Written instruction: Track down each line that has the word "Новоторъяльский" and copy it.

Supplied entries:
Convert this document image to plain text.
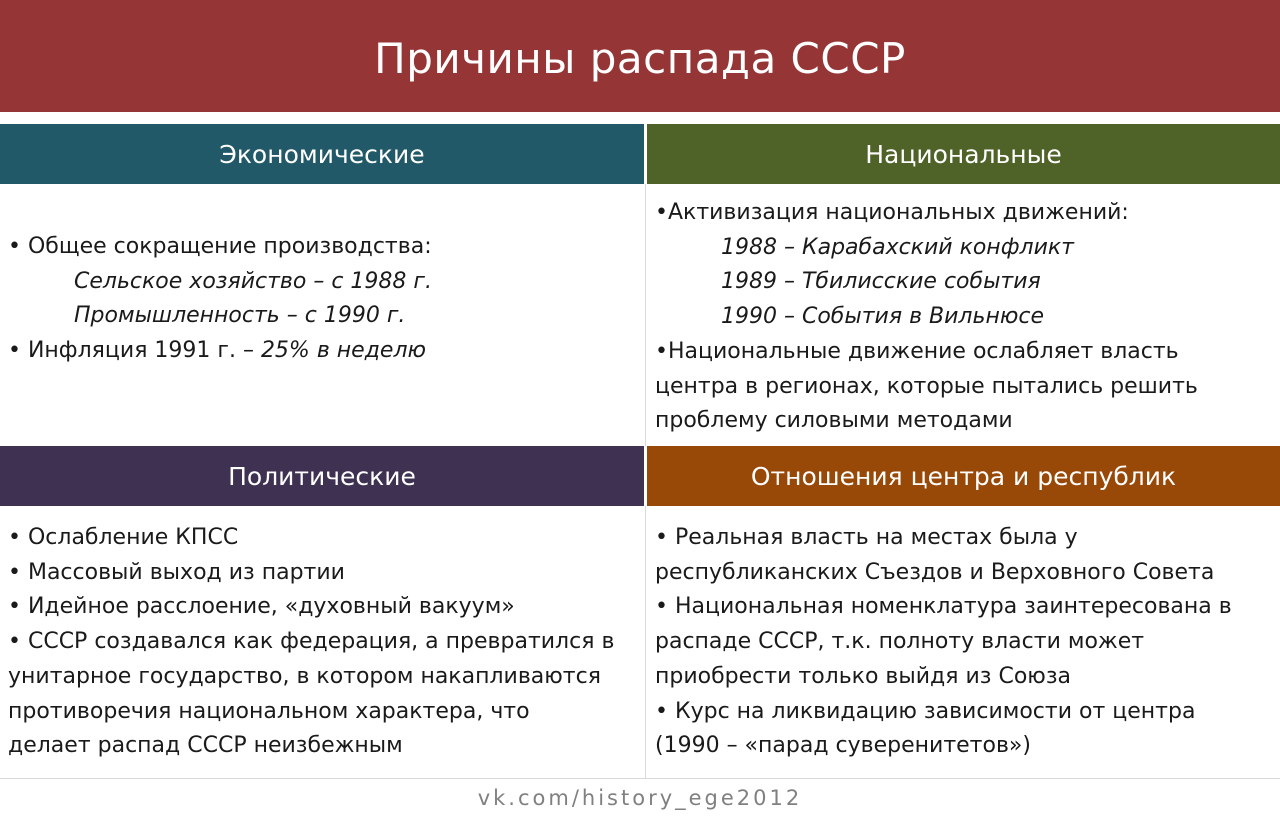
Причины распада СССР
Экономические	Национальные

• Общее сокращение производства:

Сельское хозяйство – с 1988 г.

Промышленность – с 1990 г.

• Инфляция 1991 г. – 25% в неделю

•Активизация национальных движений:

1988 – Карабахский конфликт

1989 – Тбилисские события

1990 – События в Вильнюсе

•Национальные движение ослабляет власть

центра в регионах, которые пытались решить

проблему силовыми методами

Политические	Отношения центра и республик

• Ослабление КПСС

• Массовый выход из партии

• Идейное расслоение, «духовный вакуум»

• СССР создавался как федерация, а превратился в

унитарное государство, в котором накапливаются

противоречия национальном характера, что

делает распад СССР неизбежным

• Реальная власть на местах была у

республиканских Съездов и Верховного Совета

• Национальная номенклатура заинтересована в

распаде СССР, т.к. полноту власти может

приобрести только выйдя из Союза

• Курс на ликвидацию зависимости от центра

(1990 – «парад суверенитетов»)

vk.com/history_ege2012
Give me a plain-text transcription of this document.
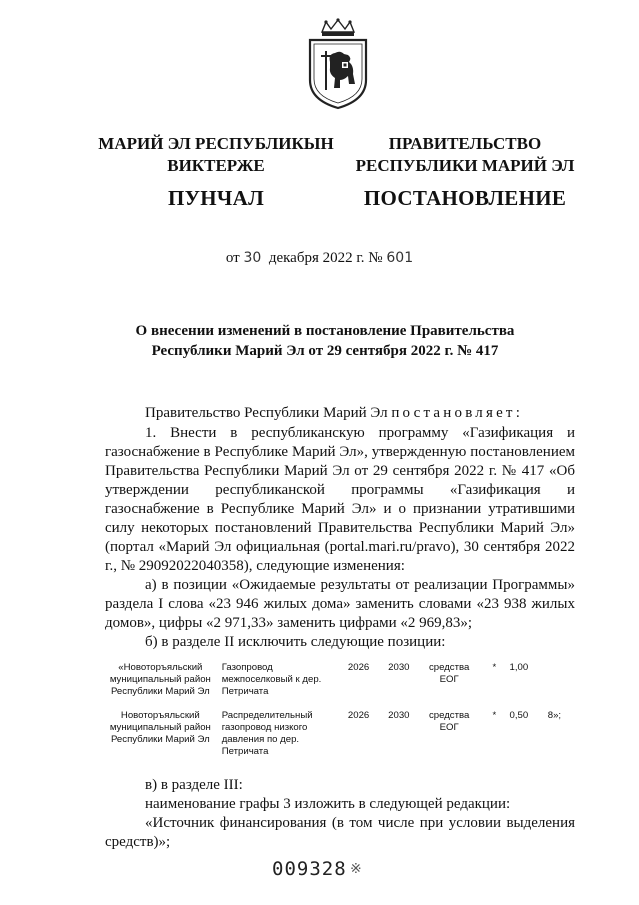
МАРИЙ ЭЛ РЕСПУБЛИКЫН
ВИКТЕРЖЕ
ПУНЧАЛ
ПРАВИТЕЛЬСТВО
РЕСПУБЛИКИ МАРИЙ ЭЛ
ПОСТАНОВЛЕНИЕ
от 30 декабря 2022 г. № 601
О внесении изменений в постановление Правительства
Республики Марий Эл от 29 сентября 2022 г. № 417
Правительство Республики Марий Эл постановляет:

1. Внести в республиканскую программу «Газификация и газоснабжение в Республике Марий Эл», утвержденную постановлением Правительства Республики Марий Эл от 29 сентября 2022 г. № 417 «Об утверждении республиканской программы «Газификация и газоснабжение в Республике Марий Эл» и о признании утратившими силу некоторых постановлений Правительства Республики Марий Эл» (портал «Марий Эл официальная (portal.mari.ru/pravo), 30 сентября 2022 г., № 29092022040358), следующие изменения:

а) в позиции «Ожидаемые результаты от реализации Программы» раздела I слова «23 946 жилых дома» заменить словами «23 938 жилых домов», цифры «2 971,33» заменить цифрами «2 969,83»;

б) в разделе II исключить следующие позиции:

«Новоторъяльский муниципальный район Республики Марий Эл	Газопровод межпоселковый к дер. Петричата	2026	2030	средства ЕОГ	*	1,00	

Новоторъяльский муниципальный район Республики Марий Эл	Распределительный газопровод низкого давления по дер. Петричата	2026	2030	средства ЕОГ	*	0,50	8»;

в) в разделе III:

наименование графы 3 изложить в следующей редакции:

«Источник финансирования (в том числе при условии выделения средств)»;

009328 ※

Response to this task:
«Новоторъяльский муниципальный район Республики Марий Эл	Газопровод межпоселковый к дер. Петричата	2026	2030	средства ЕОГ	*	1,00	
Новоторъяльский муниципальный район Республики Марий Эл	Распределительный газопровод низкого давления по дер. Петричата	2026	2030	средства ЕОГ	*	0,50	8»;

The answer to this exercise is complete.